Saved entries
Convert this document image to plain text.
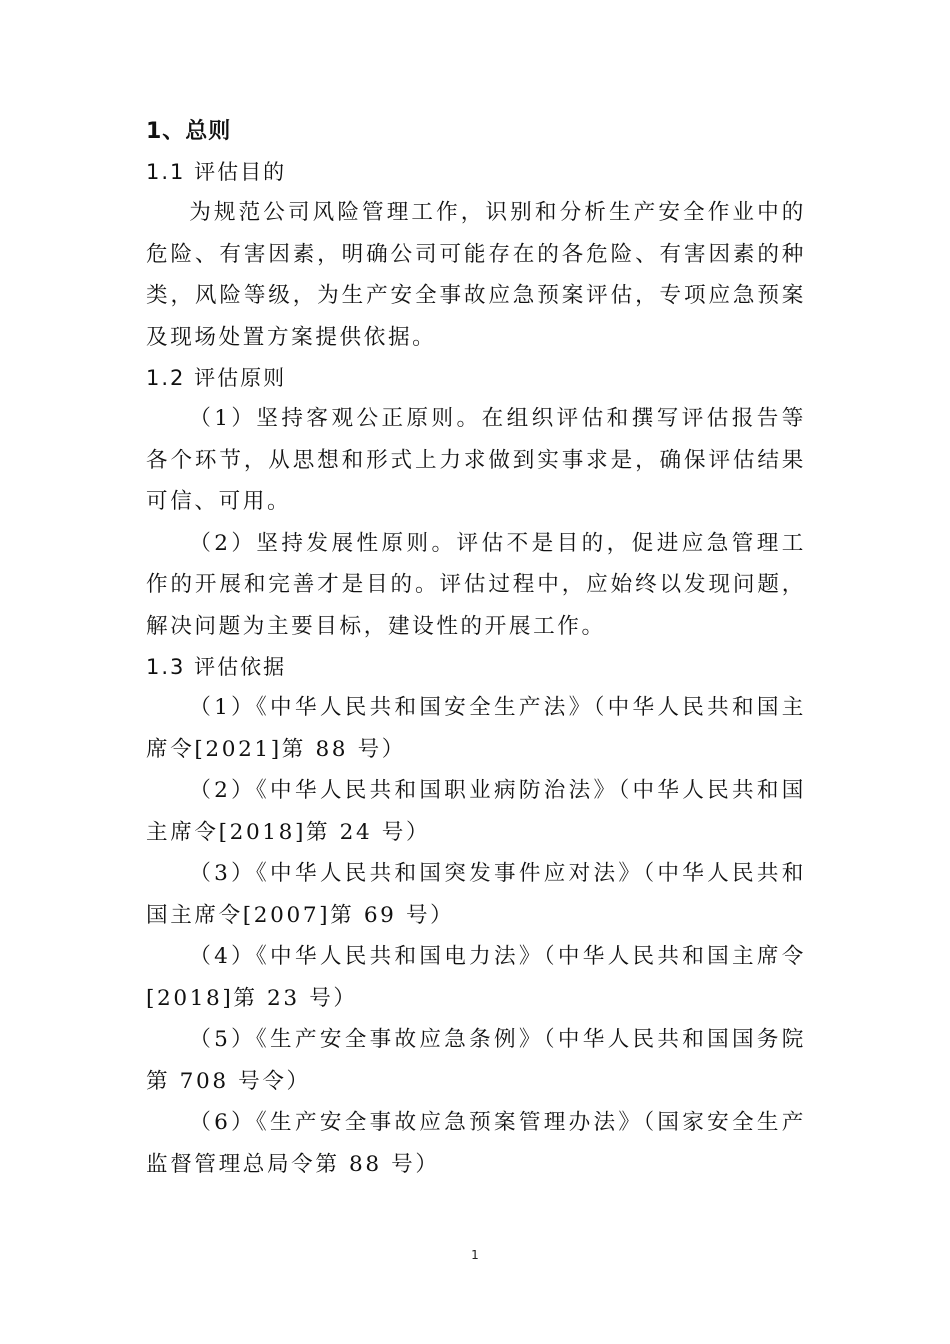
1、总则
1.1 评估目的

为规范公司风险管理工作，识别和分析生产安全作业中的危险、有害因素，明确公司可能存在的各危险、有害因素的种类，风险等级，为生产安全事故应急预案评估，专项应急预案及现场处置方案提供依据。

1.2 评估原则

（1）坚持客观公正原则。在组织评估和撰写评估报告等各个环节，从思想和形式上力求做到实事求是，确保评估结果可信、可用。

（2）坚持发展性原则。评估不是目的，促进应急管理工作的开展和完善才是目的。评估过程中，应始终以发现问题，解决问题为主要目标，建设性的开展工作。

1.3 评估依据

（1）《中华人民共和国安全生产法》（中华人民共和国主席令[2021]第 88 号）

（2）《中华人民共和国职业病防治法》（中华人民共和国主席令[2018]第 24 号）

（3）《中华人民共和国突发事件应对法》（中华人民共和国主席令[2007]第 69 号）

（4）《中华人民共和国电力法》（中华人民共和国主席令[2018]第 23 号）

（5）《生产安全事故应急条例》（中华人民共和国国务院第 708 号令）

（6）《生产安全事故应急预案管理办法》（国家安全生产监督管理总局令第 88 号）

1
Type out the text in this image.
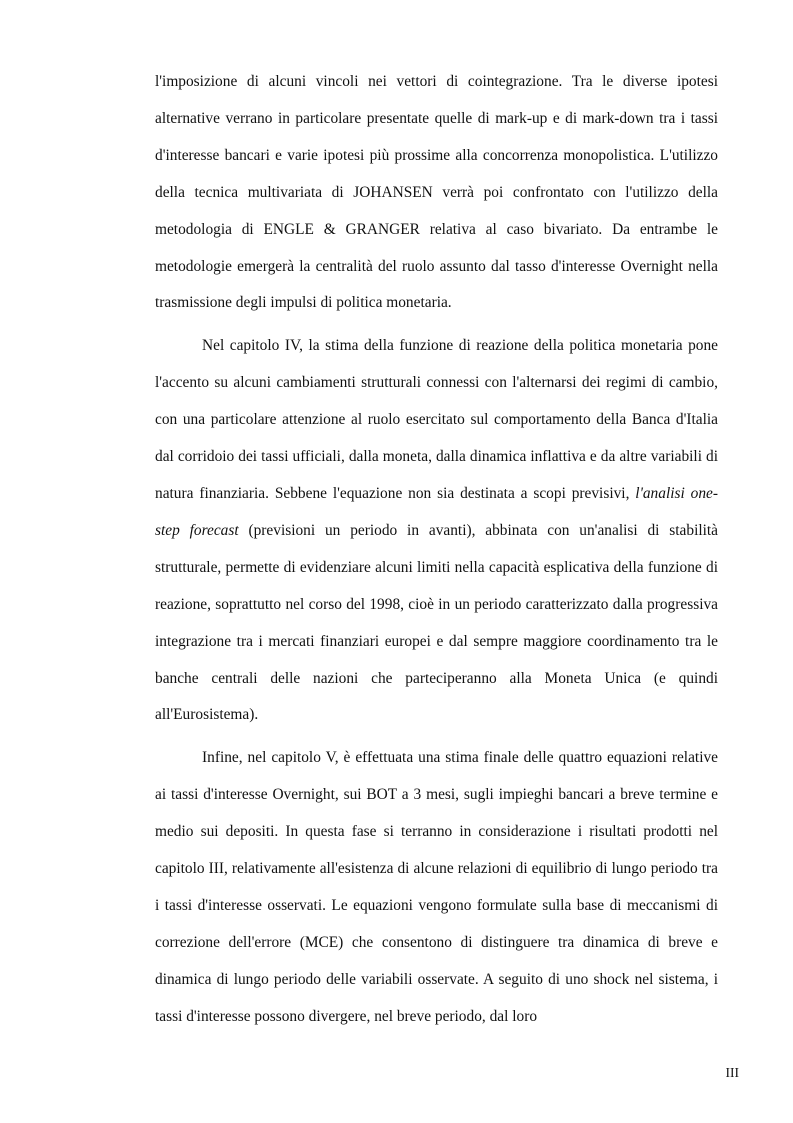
l'imposizione di alcuni vincoli nei vettori di cointegrazione. Tra le diverse ipotesi alternative verrano in particolare presentate quelle di mark-up e di mark-down tra i tassi d'interesse bancari e varie ipotesi più prossime alla concorrenza monopolistica. L'utilizzo della tecnica multivariata di JOHANSEN verrà poi confrontato con l'utilizzo della metodologia di ENGLE & GRANGER relativa al caso bivariato. Da entrambe le metodologie emergerà la centralità del ruolo assunto dal tasso d'interesse Overnight nella trasmissione degli impulsi di politica monetaria.

Nel capitolo IV, la stima della funzione di reazione della politica monetaria pone l'accento su alcuni cambiamenti strutturali connessi con l'alternarsi dei regimi di cambio, con una particolare attenzione al ruolo esercitato sul comportamento della Banca d'Italia dal corridoio dei tassi ufficiali, dalla moneta, dalla dinamica inflattiva e da altre variabili di natura finanziaria. Sebbene l'equazione non sia destinata a scopi previsivi, l'analisi one-step forecast (previsioni un periodo in avanti), abbinata con un'analisi di stabilità strutturale, permette di evidenziare alcuni limiti nella capacità esplicativa della funzione di reazione, soprattutto nel corso del 1998, cioè in un periodo caratterizzato dalla progressiva integrazione tra i mercati finanziari europei e dal sempre maggiore coordinamento tra le banche centrali delle nazioni che parteciperanno alla Moneta Unica (e quindi all'Eurosistema).

Infine, nel capitolo V, è effettuata una stima finale delle quattro equazioni relative ai tassi d'interesse Overnight, sui BOT a 3 mesi, sugli impieghi bancari a breve termine e medio sui depositi. In questa fase si terranno in considerazione i risultati prodotti nel capitolo III, relativamente all'esistenza di alcune relazioni di equilibrio di lungo periodo tra i tassi d'interesse osservati. Le equazioni vengono formulate sulla base di meccanismi di correzione dell'errore (MCE) che consentono di distinguere tra dinamica di breve e dinamica di lungo periodo delle variabili osservate. A seguito di uno shock nel sistema, i tassi d'interesse possono divergere, nel breve periodo, dal loro

III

*Stated exercise*: Return every line containing "monetaria".

*Correct output*:
l'imposizione di alcuni vincoli nei vettori di cointegrazione. Tra le diverse ipotesi alternative verrano in particolare presentate quelle di mark-up e di mark-down tra i tassi d'interesse bancari e varie ipotesi più prossime alla concorrenza monopolistica. L'utilizzo della tecnica multivariata di JOHANSEN verrà poi confrontato con l'utilizzo della metodologia di ENGLE & GRANGER relativa al caso bivariato. Da entrambe le metodologie emergerà la centralità del ruolo assunto dal tasso d'interesse Overnight nella trasmissione degli impulsi di politica monetaria.
Nel capitolo IV, la stima della funzione di reazione della politica monetaria pone l'accento su alcuni cambiamenti strutturali connessi con l'alternarsi dei regimi di cambio, con una particolare attenzione al ruolo esercitato sul comportamento della Banca d'Italia dal corridoio dei tassi ufficiali, dalla moneta, dalla dinamica inflattiva e da altre variabili di natura finanziaria. Sebbene l'equazione non sia destinata a scopi previsivi, l'analisi one-step forecast (previsioni un periodo in avanti), abbinata con un'analisi di stabilità strutturale, permette di evidenziare alcuni limiti nella capacità esplicativa della funzione di reazione, soprattutto nel corso del 1998, cioè in un periodo caratterizzato dalla progressiva integrazione tra i mercati finanziari europei e dal sempre maggiore coordinamento tra le banche centrali delle nazioni che parteciperanno alla Moneta Unica (e quindi all'Eurosistema).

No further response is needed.